Exercise data

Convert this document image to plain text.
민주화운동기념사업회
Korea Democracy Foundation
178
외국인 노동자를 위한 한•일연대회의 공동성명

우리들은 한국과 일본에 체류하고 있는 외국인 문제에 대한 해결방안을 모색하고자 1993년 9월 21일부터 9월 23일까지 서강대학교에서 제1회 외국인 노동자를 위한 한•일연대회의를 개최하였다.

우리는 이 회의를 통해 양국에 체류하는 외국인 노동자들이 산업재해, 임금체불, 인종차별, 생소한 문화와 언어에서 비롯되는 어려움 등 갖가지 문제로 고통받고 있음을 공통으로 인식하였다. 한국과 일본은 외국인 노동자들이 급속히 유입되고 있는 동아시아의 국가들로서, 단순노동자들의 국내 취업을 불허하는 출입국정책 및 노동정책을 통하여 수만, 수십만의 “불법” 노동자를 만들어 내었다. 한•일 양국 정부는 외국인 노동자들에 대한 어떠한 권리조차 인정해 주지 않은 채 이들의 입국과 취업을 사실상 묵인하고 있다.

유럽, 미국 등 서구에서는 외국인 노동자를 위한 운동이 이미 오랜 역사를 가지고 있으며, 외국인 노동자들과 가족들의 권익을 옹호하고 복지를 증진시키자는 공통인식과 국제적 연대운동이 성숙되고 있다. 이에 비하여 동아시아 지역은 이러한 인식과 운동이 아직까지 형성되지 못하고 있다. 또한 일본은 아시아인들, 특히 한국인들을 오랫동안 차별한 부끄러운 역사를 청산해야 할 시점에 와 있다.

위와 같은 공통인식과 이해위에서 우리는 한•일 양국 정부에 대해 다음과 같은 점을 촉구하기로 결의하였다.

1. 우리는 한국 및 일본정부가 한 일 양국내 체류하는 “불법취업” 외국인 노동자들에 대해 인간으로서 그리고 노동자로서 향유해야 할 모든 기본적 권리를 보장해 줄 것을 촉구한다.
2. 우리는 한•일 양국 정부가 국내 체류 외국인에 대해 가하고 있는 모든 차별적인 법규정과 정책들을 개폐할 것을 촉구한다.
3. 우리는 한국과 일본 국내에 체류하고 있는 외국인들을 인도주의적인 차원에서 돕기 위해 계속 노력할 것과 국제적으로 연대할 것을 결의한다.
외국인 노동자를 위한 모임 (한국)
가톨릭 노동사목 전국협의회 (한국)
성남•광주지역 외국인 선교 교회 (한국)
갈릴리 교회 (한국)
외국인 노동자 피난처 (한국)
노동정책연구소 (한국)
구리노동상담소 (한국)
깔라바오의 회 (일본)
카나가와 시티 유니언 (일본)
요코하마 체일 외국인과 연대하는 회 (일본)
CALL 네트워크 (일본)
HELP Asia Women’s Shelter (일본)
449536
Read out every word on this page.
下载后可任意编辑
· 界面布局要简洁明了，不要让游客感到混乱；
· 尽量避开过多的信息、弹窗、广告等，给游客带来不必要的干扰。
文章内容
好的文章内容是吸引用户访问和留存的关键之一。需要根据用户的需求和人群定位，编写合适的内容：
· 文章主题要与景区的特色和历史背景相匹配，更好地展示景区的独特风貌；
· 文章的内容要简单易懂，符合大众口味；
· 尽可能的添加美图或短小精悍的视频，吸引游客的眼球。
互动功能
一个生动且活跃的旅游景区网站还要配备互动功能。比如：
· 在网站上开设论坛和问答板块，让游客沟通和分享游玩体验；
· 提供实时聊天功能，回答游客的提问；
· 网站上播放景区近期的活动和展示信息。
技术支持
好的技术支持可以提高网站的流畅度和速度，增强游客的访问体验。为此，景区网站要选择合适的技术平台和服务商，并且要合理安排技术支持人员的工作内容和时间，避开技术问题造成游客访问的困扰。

Written problem
How many lines in the data contain the string "체류하는"? Respond with the number only.

Completed task
2